## Source
··········

Wallaroo MLOps API Essentials Guide: Model Registry
Table of Contents
Wallaroo users can register their trained machine learning models from a model registry into their Wallaroo instance and perform inferences with it through a Wallaroo pipeline.
This guide details how to add ML Models from a model registry service into a Wallaroo instance.
Artifact Requirements
Models are uploaded to the Wallaroo instance as the specific artifact - the “file” or other data that represents the file itself. This must comply with the Wallaroo model requirements framework and version or it will not be deployed. Note that for models that fall outside of the supported model types, they can be registered to a Wallaroo workspace as MLFlow 1.30.0 containerized models.
Registry Services Roles
Registry service use in Wallaroo typically falls under the following roles.
Role | Recommended Actions | Description |
---|---|---|
DevOps Engineer | Create Model Registry | Create the model (AKA artifact) registry service |
Retrieve Model Registry Tokens | Generate the model registry service credentials. | |
MLOps Engineer | Connect Model Registry to Wallaroo | Add the Registry Service URL and credentials into a Wallaroo instance for use by other users and scripts. |
Add Wallaroo Registry Service to Workspace | Add the registry service configuration to a Wallaroo workspace for use by workspace users. | |
Get Registry Details | Retrieve the connection details for a Wallaroo registry. | |
Remove Wallaroo Registry from a Workspace | Add the registry service configuration to a Wallaroo workspace for use by workspace users. | |
Data Scientist | List Models in Registry | List available models in a model registry. |
List Model Version Artifacts | Retrieve the artifacts (usually files) for a model stored in a model registry. | |
Upload Model from Registry | Upload a model and artifacts stored in a model registry into a Wallaroo workspace. |
Model Registry Operations
The following links to guides and information on setting up a model registry (also known as an artifact registry).
Create Model Registry
See Model serving with Azure Databricks for setting up a model registry service using Azure Databricks.
The following steps create an Access Token used to authenticate to an Azure Databricks Model Registry.
- Log into the Azure Databricks workspace.
- From the upper right corner access the User Settings.
- From the Access tokens, select Generate new token.
- Specify any token description and lifetime. Once complete, select Generate.
- Copy the token and store in a secure place. Once the Generate New Token module is closed, the token will not be retrievable.
The MLflow Model Registry provides a method of setting up a model registry service. Full details can be found at the MLflow Registry Guides.
A generic MLFlow model registry requires no token.
Wallaroo Registry Operations
- Connect Model Registry to Wallaroo: This details the link and connection information to a existing MLFlow registry service. Note that this does not create a MLFlow registry service, but adds the connection and credentials to Wallaroo to allow that MLFlow registry service to be used by other entities in the Wallaroo instance.
- Add a Registry to a Workspace: Add the created Wallaroo Model Registry so make it available to other workspace members.
- Remove a Registry from a Workspace: Remove the link between a Wallaroo Model Registry and a Wallaroo workspace.

··········

## Supplied information

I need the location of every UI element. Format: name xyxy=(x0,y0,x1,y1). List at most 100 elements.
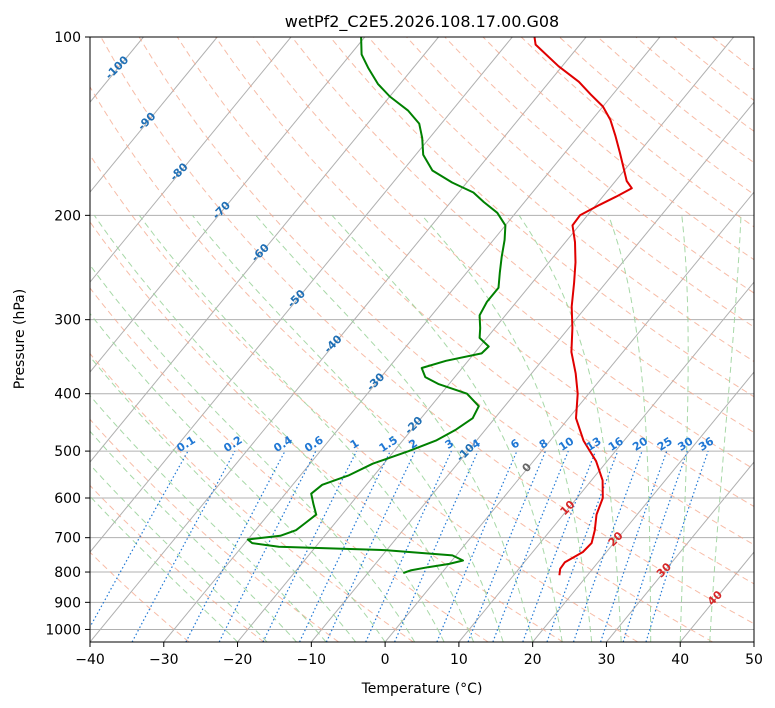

··········

## Given exercise 1
Answer these questions using the model registry guide.
(a) As what kind of model can a model outside the supported model types be registered to a Wallaroo workspace?
(b) From which part of the screen are the User Settings accessed in Azure Databricks?
(c) What does the model registry guide say a generic MLFlow model registry requires for a token?
## Given exercise 2
List every step the model registry guide gives for creating an Access Token for an Azure Databricks Model Registry, in order.
## Given exercise 3
Resume the model registry guide from the point where it stops.

## Exercise result 1
(a) As an MLFlow 1.30.0 containerized model.
(b) From the upper right corner.
(c) It requires no token.

## Exercise result 2
1. Log into the Azure Databricks workspace.
2. From the upper right corner, access the User Settings.
3. From the Access tokens, select Generate new token.
4. Specify any token description and lifetime, then select Generate.
5. Copy the token and store it in a secure place, since it cannot be retrieved once the Generate New Token module is closed.

## Exercise result 3
Connect Model Registry to Wallaroo
MLFlow Registry connection information is added to a Wallaroo instance through the following endpoint.
- REQUEST URL
v1/api/models/create_registry
- PARAMETERS
- workspace_id (Integer Required): The numerical ID of the workspace to create the registry in.
- name (String Required): The name for the registry. Registry names are not unique.
- url (String Required): The full URL of the registry service. For example:
https://registry.wallaroo.ai
- token (String Required): The authentication token used by the registry service.
- RETURNS
- id (String): The UUID of the registry.
- workspace_id: The numerical ID of the workspace the registry was connected to.
Connect Model Registry to Wallaroo Example
The following registry will be added to the workspace with the id 1
.
import requests
token = "abcdefg"
x = requests.post("https://{APIURL}/v1/api/models/create_registry",
json={
"workspace_id": 1,
"name": "sample registry",
"url": "https://registry.wallaroo.ai",
"token": token
},
headers=wl.auth.auth_header()
)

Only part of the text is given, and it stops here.